**THE TASK**:
In the records below, pick out all lines containing the word "names".

Figure record listings
•••

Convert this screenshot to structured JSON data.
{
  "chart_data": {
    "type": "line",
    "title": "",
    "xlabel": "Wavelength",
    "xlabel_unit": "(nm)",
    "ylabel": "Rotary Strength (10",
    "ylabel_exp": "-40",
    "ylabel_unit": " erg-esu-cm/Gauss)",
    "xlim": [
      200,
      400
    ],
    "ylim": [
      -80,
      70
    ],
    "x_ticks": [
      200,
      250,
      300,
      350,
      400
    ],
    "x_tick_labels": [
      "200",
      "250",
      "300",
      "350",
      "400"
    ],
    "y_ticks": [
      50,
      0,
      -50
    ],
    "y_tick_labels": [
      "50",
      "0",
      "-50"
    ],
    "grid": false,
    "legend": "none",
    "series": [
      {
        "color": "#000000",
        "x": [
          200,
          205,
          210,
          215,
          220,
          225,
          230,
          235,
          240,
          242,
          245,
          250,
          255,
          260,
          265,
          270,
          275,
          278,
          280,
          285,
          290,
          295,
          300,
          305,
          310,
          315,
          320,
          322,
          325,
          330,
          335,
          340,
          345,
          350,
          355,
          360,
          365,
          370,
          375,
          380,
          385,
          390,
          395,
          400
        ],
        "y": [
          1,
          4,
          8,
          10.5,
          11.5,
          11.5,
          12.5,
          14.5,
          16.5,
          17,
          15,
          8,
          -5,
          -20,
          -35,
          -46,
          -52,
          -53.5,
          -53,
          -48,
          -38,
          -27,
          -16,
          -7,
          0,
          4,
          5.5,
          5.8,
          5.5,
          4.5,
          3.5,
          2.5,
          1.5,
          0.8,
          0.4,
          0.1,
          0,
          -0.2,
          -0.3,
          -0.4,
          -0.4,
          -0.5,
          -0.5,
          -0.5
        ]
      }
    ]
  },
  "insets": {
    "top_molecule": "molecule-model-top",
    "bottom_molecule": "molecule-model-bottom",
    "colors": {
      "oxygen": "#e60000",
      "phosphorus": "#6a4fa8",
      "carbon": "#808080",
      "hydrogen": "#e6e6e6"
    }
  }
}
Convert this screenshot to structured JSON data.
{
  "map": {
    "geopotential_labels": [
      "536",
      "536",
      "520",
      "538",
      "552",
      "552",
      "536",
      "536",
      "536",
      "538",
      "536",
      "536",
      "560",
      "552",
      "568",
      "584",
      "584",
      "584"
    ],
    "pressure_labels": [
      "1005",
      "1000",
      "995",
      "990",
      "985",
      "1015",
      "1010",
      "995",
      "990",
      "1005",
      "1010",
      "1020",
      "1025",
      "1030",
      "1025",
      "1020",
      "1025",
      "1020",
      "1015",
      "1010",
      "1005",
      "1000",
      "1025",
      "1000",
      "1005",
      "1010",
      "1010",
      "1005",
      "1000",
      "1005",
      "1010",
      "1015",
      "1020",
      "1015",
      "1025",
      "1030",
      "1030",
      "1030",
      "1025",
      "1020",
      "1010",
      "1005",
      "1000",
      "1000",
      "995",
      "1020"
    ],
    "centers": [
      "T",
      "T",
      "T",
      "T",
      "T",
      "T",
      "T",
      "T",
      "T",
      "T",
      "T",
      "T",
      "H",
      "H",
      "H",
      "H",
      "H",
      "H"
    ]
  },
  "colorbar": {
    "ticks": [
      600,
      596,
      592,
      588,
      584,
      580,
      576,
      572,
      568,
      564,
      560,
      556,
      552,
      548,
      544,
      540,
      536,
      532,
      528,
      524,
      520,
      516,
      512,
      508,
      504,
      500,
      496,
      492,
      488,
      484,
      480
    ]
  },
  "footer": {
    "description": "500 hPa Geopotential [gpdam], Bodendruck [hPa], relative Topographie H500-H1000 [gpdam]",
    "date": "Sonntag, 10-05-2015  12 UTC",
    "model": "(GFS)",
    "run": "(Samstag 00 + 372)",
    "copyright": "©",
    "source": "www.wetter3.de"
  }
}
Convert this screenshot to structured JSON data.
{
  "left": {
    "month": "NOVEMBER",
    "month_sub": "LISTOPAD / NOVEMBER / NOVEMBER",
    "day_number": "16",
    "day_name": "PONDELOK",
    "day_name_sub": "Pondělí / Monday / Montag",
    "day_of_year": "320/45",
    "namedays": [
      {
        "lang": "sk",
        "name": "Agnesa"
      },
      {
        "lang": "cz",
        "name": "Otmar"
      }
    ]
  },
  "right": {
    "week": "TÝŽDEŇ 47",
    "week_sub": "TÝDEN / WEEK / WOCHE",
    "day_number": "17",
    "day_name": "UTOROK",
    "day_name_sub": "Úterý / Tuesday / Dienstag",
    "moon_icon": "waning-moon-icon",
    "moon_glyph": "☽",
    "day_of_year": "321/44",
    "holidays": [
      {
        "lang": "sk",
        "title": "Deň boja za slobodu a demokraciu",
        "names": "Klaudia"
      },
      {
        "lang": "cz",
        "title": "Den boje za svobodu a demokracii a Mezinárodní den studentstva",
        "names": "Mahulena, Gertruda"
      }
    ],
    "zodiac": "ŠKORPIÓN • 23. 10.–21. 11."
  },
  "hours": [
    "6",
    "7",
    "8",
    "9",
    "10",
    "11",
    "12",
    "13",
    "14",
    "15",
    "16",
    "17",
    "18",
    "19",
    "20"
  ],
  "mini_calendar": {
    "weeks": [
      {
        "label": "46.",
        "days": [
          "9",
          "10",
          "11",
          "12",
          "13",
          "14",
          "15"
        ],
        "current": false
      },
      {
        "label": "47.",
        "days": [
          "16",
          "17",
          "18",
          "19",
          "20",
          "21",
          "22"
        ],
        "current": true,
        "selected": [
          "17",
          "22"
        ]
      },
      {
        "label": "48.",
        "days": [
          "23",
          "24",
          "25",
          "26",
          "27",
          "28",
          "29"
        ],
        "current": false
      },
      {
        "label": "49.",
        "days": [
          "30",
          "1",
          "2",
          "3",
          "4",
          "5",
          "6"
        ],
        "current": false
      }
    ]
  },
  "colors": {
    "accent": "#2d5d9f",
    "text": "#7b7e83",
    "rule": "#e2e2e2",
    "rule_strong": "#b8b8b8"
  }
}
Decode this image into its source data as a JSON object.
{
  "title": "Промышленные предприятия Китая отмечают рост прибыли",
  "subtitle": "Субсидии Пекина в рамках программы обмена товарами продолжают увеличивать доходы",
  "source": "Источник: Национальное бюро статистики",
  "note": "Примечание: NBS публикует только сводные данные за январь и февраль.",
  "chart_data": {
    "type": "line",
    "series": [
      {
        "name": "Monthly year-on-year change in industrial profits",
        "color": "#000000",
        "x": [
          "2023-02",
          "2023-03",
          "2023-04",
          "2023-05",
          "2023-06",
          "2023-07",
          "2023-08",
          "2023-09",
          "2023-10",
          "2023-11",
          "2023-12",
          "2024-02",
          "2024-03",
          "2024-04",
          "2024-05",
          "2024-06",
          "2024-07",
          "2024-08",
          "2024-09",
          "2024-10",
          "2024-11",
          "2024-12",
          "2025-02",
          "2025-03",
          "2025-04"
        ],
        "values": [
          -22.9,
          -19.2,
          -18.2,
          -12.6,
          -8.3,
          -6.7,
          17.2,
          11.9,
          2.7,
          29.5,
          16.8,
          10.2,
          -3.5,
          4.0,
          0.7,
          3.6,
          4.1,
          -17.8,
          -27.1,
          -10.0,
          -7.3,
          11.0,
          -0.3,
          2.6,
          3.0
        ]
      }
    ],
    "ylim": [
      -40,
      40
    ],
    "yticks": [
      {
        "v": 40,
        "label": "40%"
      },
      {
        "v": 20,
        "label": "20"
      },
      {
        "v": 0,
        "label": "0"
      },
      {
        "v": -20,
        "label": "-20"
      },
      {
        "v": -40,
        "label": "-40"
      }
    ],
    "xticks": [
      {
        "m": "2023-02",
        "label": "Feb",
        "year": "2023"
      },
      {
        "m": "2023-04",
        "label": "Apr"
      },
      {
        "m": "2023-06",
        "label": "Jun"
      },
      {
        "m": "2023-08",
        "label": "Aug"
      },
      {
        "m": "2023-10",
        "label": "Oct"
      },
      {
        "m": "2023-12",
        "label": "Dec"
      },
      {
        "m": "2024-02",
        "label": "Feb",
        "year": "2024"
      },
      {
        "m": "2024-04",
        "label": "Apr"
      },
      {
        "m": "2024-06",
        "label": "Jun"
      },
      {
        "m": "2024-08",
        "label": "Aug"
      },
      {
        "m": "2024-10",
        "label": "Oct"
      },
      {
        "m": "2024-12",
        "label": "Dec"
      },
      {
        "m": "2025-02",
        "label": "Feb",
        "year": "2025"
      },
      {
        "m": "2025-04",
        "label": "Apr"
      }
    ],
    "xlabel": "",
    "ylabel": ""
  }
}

•••

**FINISHED TASK**:
        "names": "Klaudia"
        "names": "Mahulena, Gertruda"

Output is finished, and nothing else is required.